→ Liste des tâches:
A – D'après le texte, quelles sont en moyenne les dimensions des images ?
B – Dans les lignes, extrayez tel quel tout ce qui va de la ligne contenant « 156, 690, 192] » jusqu'à celle contenant « give me the », ces deux lignes comprises.

→ Texte présenté:
_ _ _ _

Voici un cas très étrange de photographies sans doute anciennes mais qui restent très mystérieuses.
Ces images nous montrent des religieuses, apparemment indiennes et du sud-est de l’Asie, des enfants qui jouent et une famille. Les photos sont prises dans un même lieu, près d’un bâtiment avec des fenêtres à croisillons de bois. Une mission catholique ? Un orphelinat dans un comptoir indien ?
Le support et les sujets en font des objets inhabituels et l’on ne peut en tirer que très peu d’informations…
Qu’est ce qui rend ces clichés si remarquables ? Ils sont bleus, sur un film transparent très fin et positifs.
Un cyanotype ?
Le bleu fait immédiatement penser au cyanotype. Le cyanotype est un procédé non-argentique de tirage d’après négatif. On enduit un support (généralement du papier) d’une solution mélangée de ferricyanure de potassium et de citrate d’ammonium ferrique. On le laisse sécher dans l’obscurité. Une fois parfaitement sec, on peut l’exposer : l’émulsion est sensible aux UV, on place donc un négatif contre le support préparé (tirage par contact), et on le laisse au soleil un certain temps (oui, précisément, un certain temps).
Pour vérifier le temps d’exposition, on peut utiliser un châssis-presse de ce type : on place contre une plaque de verre le négatif, puis le papier préparé, on ferme le dispositif avec une planchette articulée qui permettra de contrôler en cours de route la coloration. Ingénieux !
Oui, mais…
Si le cyanotype est une pratique facile et pas si rare, les tirages se font généralement sur papier, jamais sur un support transparent. Ce n’est cependant pas impossible.
Les tests
J’ai réalisé quelques tests sur une image de moindre intérêt afin de pouvoir éventuellement valider certaines suppositions. Je n’ai hélas pas pu confirmer grand chose…
Le format : en moyenne, les images font 8×14 cm, ce qui correspondrait à un format de film 3¼x 5½ inches, format disponible pour les films en bobine 122 et 125 par exemple, donc le tirage par contact est envisageable.

_ _ _ _

→ Lignes fournies:
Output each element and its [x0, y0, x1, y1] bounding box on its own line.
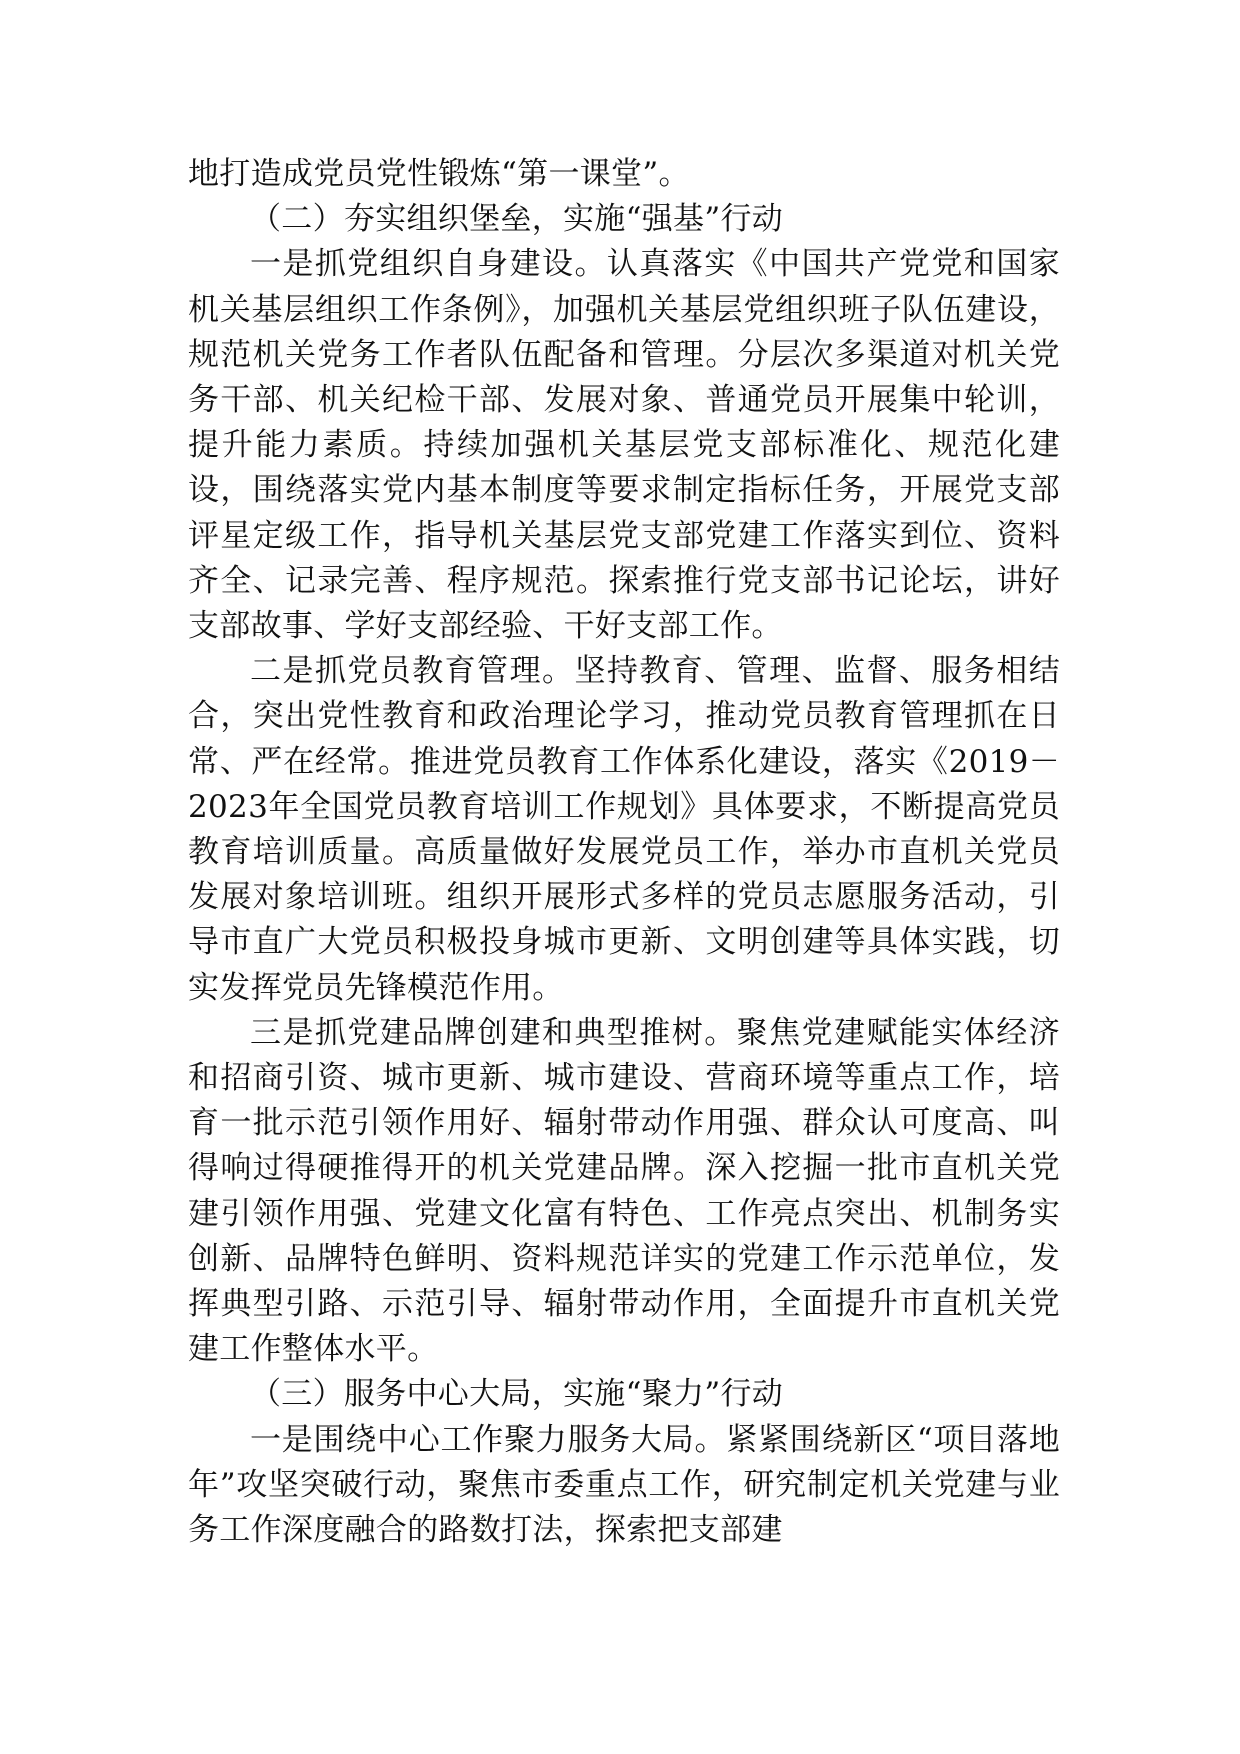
paragraph-continuation: 地打造成党员党性锻炼“第一课堂”。	[188, 156, 690, 192]
paragraph-serve-center: 一是围绕中心工作聚力服务大局。紧紧围绕新区“项目落地年”攻坚突破行动，聚焦市委重点工作，研究制定机关党建与业务工作深度融合的路数打法，探索把支部建	[188, 1421, 1060, 1549]
section-heading-2: （二）夯实组织堡垒，实施“强基”行动	[250, 201, 784, 238]
section-heading-3: （三）服务中心大局，实施“聚力”行动	[250, 1376, 784, 1413]
paragraph-member-education: 二是抓党员教育管理。坚持教育、管理、监督、服务相结合，突出党性教育和政治理论学习，推动党员教育管理抓在日常、严在经常。推进党员教育工作体系化建设，落实《2019－2023年全国党员教育培训工作规划》具体要求，不断提高党员教育培训质量。高质量做好发展党员工作，举办市直机关党员发展对象培训班。组织开展形式多样的党员志愿服务活动，引导市直广大党员积极投身城市更新、文明创建等具体实践，切实发挥党员先锋模范作用。	[188, 653, 1060, 1006]
paragraph-party-organization: 一是抓党组织自身建设。认真落实《中国共产党党和国家机关基层组织工作条例》，加强机关基层党组织班子队伍建设，规范机关党务工作者队伍配备和管理。分层次多渠道对机关党务干部、机关纪检干部、发展对象、普通党员开展集中轮训，提升能力素质。持续加强机关基层党支部标准化、规范化建设，围绕落实党内基本制度等要求制定指标任务，开展党支部评星定级工作，指导机关基层党支部党建工作落实到位、资料齐全、记录完善、程序规范。探索推行党支部书记论坛，讲好支部故事、学好支部经验、干好支部工作。	[188, 246, 1060, 645]
document-body	[188, 152, 1060, 1553]
paragraph-brand-building: 三是抓党建品牌创建和典型推树。聚焦党建赋能实体经济和招商引资、城市更新、城市建设、营商环境等重点工作，培育一批示范引领作用好、辐射带动作用强、群众认可度高、叫得响过得硬推得开的机关党建品牌。深入挖掘一批市直机关党建引领作用强、党建文化富有特色、工作亮点突出、机制务实创新、品牌特色鲜明、资料规范详实的党建工作示范单位，发挥典型引路、示范引导、辐射带动作用，全面提升市直机关党建工作整体水平。	[188, 1014, 1060, 1368]
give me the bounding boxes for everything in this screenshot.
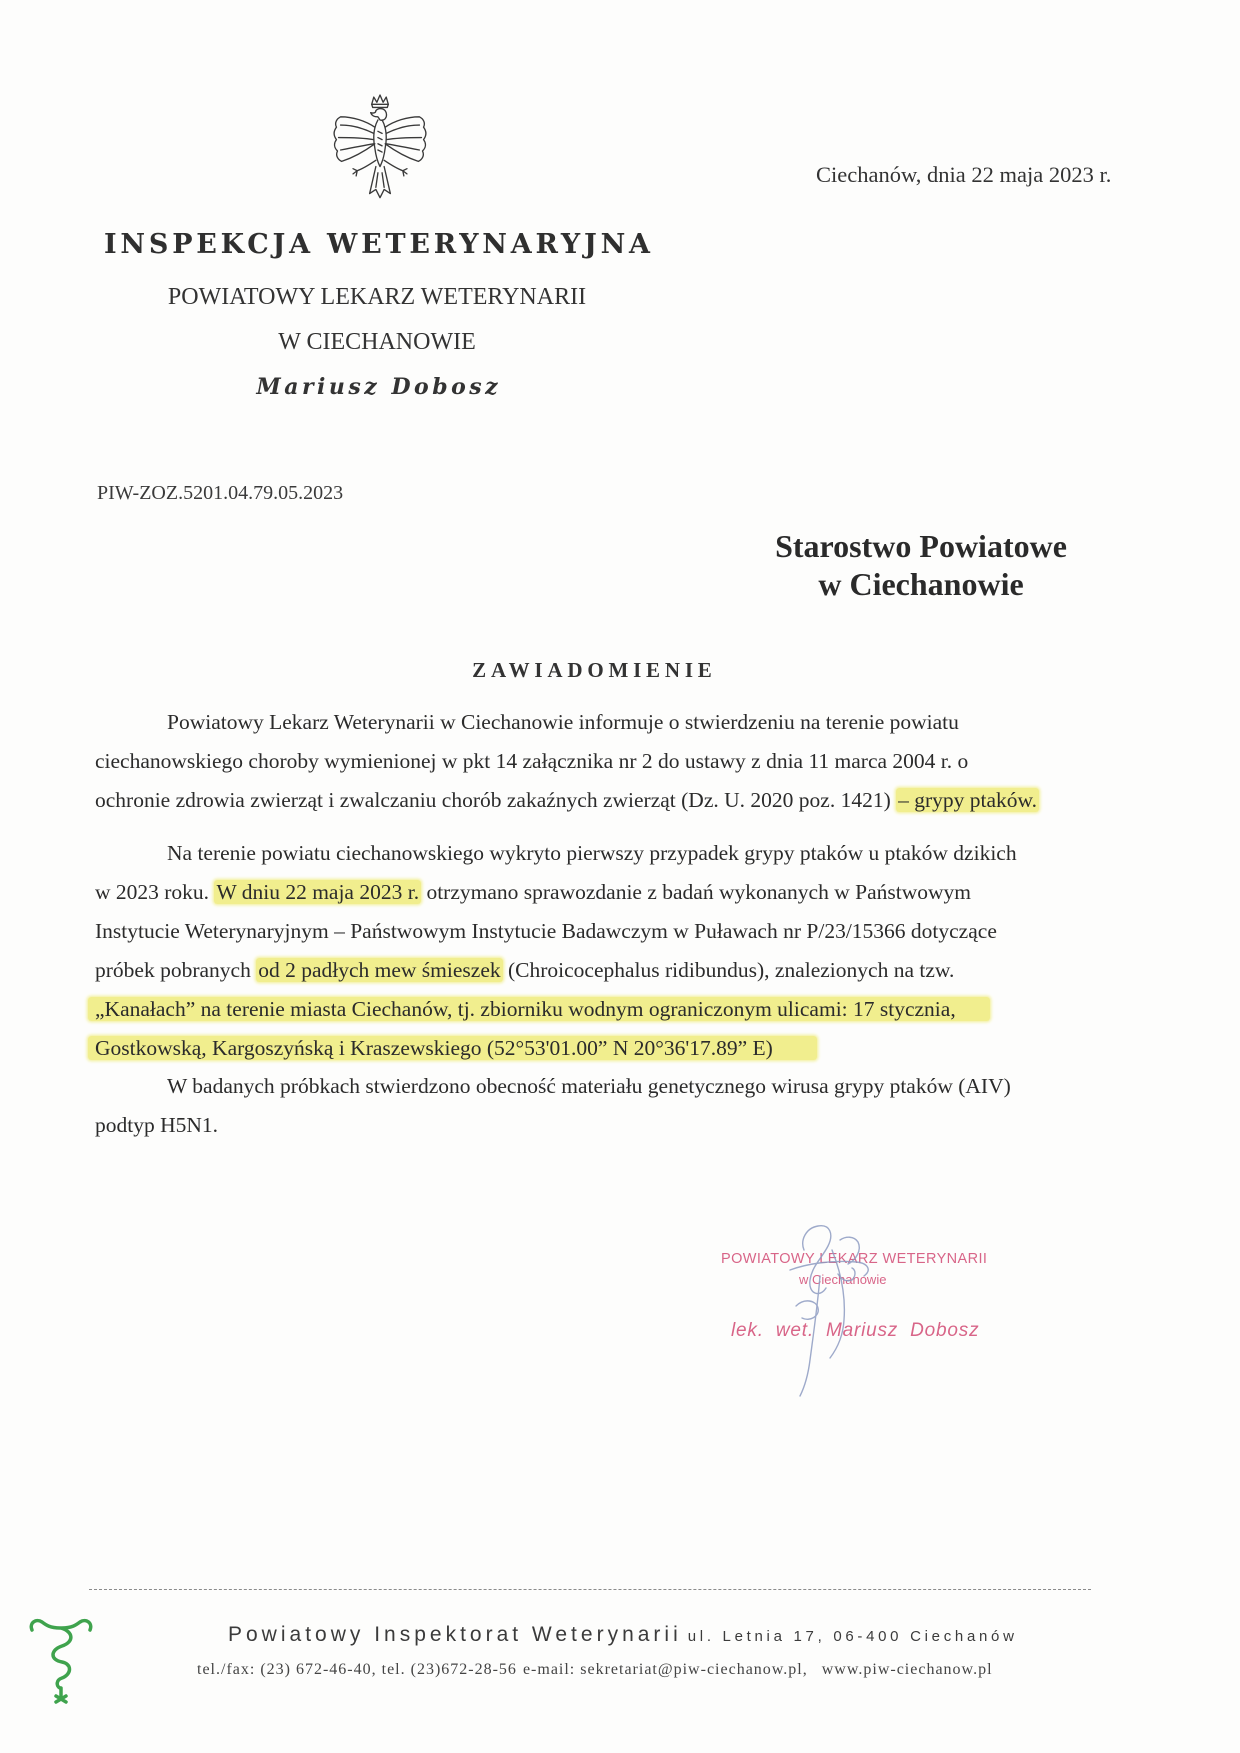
stamp-officer-name: lek. wet. Mariusz Dobosz [731,1320,980,1341]
footer-institution-name: Powiatowy Inspektorat Weterynarii [228,1623,682,1646]
paragraph-line [95,1029,1017,1068]
text-segment: Instytucie Weterynaryjnym – Państwowym Instytucie Badawczym w Puławach nr P/23/15366 dotyczące [95,919,997,943]
text-segment: podtyp H5N1. [95,1113,219,1137]
paragraph-line [95,781,1039,820]
document-date: Ciechanów, dnia 22 maja 2023 r. [816,162,1112,187]
footer-address: ul. Letnia 17, 06-400 Ciechanów [687,1628,1018,1645]
highlighted-text: od 2 padłych mew śmieszek [258,958,501,982]
text-segment: w 2023 roku. [95,880,215,904]
stamp-office-location: w Ciechanowie [799,1272,887,1287]
signature [760,1210,910,1400]
highlighted-text: W dniu 22 maja 2023 r. [216,880,420,904]
text-segment: ciechanowskiego choroby wymienionej w pkt 14 załącznika nr 2 do ustawy z dnia 11 marca 2004 r. o [95,749,969,773]
paragraph-line [95,912,1017,951]
paragraph-line [95,742,1039,781]
paragraph-line [95,1067,1011,1106]
paragraph-line [95,1106,1011,1145]
paragraph-line [95,703,1039,742]
text-segment: Na terenie powiatu ciechanowskiego wykryto pierwszy przypadek grypy ptaków u ptaków dzikich [167,841,1017,865]
footer-separator [89,1589,1091,1590]
paragraph-3 [95,1067,1011,1145]
footer-institution-line [228,1622,1018,1650]
paragraph-1 [95,703,1039,820]
paragraph-line [95,873,1017,912]
recipient-line-1: Starostwo Powiatowe [775,528,1067,564]
footer-contact-line [197,1659,993,1681]
office-location: W CIECHANOWIE [278,329,476,355]
reference-number: PIW-ZOZ.5201.04.79.05.2023 [97,482,344,504]
recipient-line-2: w Ciechanowie [818,566,1024,602]
officer-name: Mariusz Dobosz [256,374,502,400]
recipient-address [721,527,1121,603]
paragraph-2 [95,834,1017,1068]
highlighted-text: – grypy ptaków. [898,788,1038,812]
text-segment: W badanych próbkach stwierdzono obecność materiału genetycznego wirusa grypy ptaków (AIV) [167,1074,1011,1098]
text-segment: otrzymano sprawozdanie z badań wykonanych w Państwowym [421,880,971,904]
paragraph-line [95,951,1017,990]
stamp-office-title: POWIATOWY LEKARZ WETERYNARII [721,1251,988,1267]
footer-email: e-mail: sekretariat@piw-ciechanow.pl, [522,1661,808,1678]
paragraph-line [95,990,1017,1029]
paragraph-line [95,834,1017,873]
organization-name: INSPEKCJA WETERYNARYJNA [103,229,654,260]
polish-eagle-icon [328,94,432,206]
highlighted-text: „Kanałach” na terenie miasta Ciechanów, tj. zbiorniku wodnym ograniczonym ulicami: 17 stycznia, [88,997,990,1021]
veterinary-caduceus-icon [26,1616,96,1706]
footer-website: www.piw-ciechanow.pl [821,1661,993,1678]
footer-phones: tel./fax: (23) 672-46-40, tel. (23)672-28-56 [197,1661,517,1678]
text-segment: próbek pobranych [95,958,257,982]
text-segment: ochronie zdrowia zwierząt i zwalczaniu chorób zakaźnych zwierząt (Dz. U. 2020 poz. 1421) [95,788,897,812]
text-segment: Powiatowy Lekarz Weterynarii w Ciechanowie informuje o stwierdzeniu na terenie powiatu [167,710,959,734]
highlighted-text: Gostkowską, Kargoszyńską i Kraszewskiego (52°53'01.00” N 20°36'17.89” E) [88,1036,817,1060]
office-title: POWIATOWY LEKARZ WETERYNARII [167,284,587,310]
document-title: ZAWIADOMIENIE [472,658,717,682]
text-segment: (Chroicocephalus ridibundus), znalezionych na tzw. [502,958,955,982]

_ _ _ _

→ Solutions par tâche:
A – En moyenne, les images font 8×14 cm.

B –
paragraph-continuation: 地打造成党员党性锻炼“第一课堂”。	[188, 156, 690, 192]
paragraph-serve-center: 一是围绕中心工作聚力服务大局。紧紧围绕新区“项目落地年”攻坚突破行动，聚焦市委重点工作，研究制定机关党建与业务工作深度融合的路数打法，探索把支部建	[188, 1421, 1060, 1549]
section-heading-2: （二）夯实组织堡垒，实施“强基”行动	[250, 201, 784, 238]
section-heading-3: （三）服务中心大局，实施“聚力”行动	[250, 1376, 784, 1413]
paragraph-member-education: 二是抓党员教育管理。坚持教育、管理、监督、服务相结合，突出党性教育和政治理论学习，推动党员教育管理抓在日常、严在经常。推进党员教育工作体系化建设，落实《2019－2023年全国党员教育培训工作规划》具体要求，不断提高党员教育培训质量。高质量做好发展党员工作，举办市直机关党员发展对象培训班。组织开展形式多样的党员志愿服务活动，引导市直广大党员积极投身城市更新、文明创建等具体实践，切实发挥党员先锋模范作用。	[188, 653, 1060, 1006]
paragraph-party-organization: 一是抓党组织自身建设。认真落实《中国共产党党和国家机关基层组织工作条例》，加强机关基层党组织班子队伍建设，规范机关党务工作者队伍配备和管理。分层次多渠道对机关党务干部、机关纪检干部、发展对象、普通党员开展集中轮训，提升能力素质。持续加强机关基层党支部标准化、规范化建设，围绕落实党内基本制度等要求制定指标任务，开展党支部评星定级工作，指导机关基层党支部党建工作落实到位、资料齐全、记录完善、程序规范。探索推行党支部书记论坛，讲好支部故事、学好支部经验、干好支部工作。	[188, 246, 1060, 645]
document-body	[188, 152, 1060, 1553]
paragraph-brand-building: 三是抓党建品牌创建和典型推树。聚焦党建赋能实体经济和招商引资、城市更新、城市建设、营商环境等重点工作，培育一批示范引领作用好、辐射带动作用强、群众认可度高、叫得响过得硬推得开的机关党建品牌。深入挖掘一批市直机关党建引领作用强、党建文化富有特色、工作亮点突出、机制务实创新、品牌特色鲜明、资料规范详实的党建工作示范单位，发挥典型引路、示范引导、辐射带动作用，全面提升市直机关党建工作整体水平。	[188, 1014, 1060, 1368]
give me the bounding boxes for everything in this screenshot.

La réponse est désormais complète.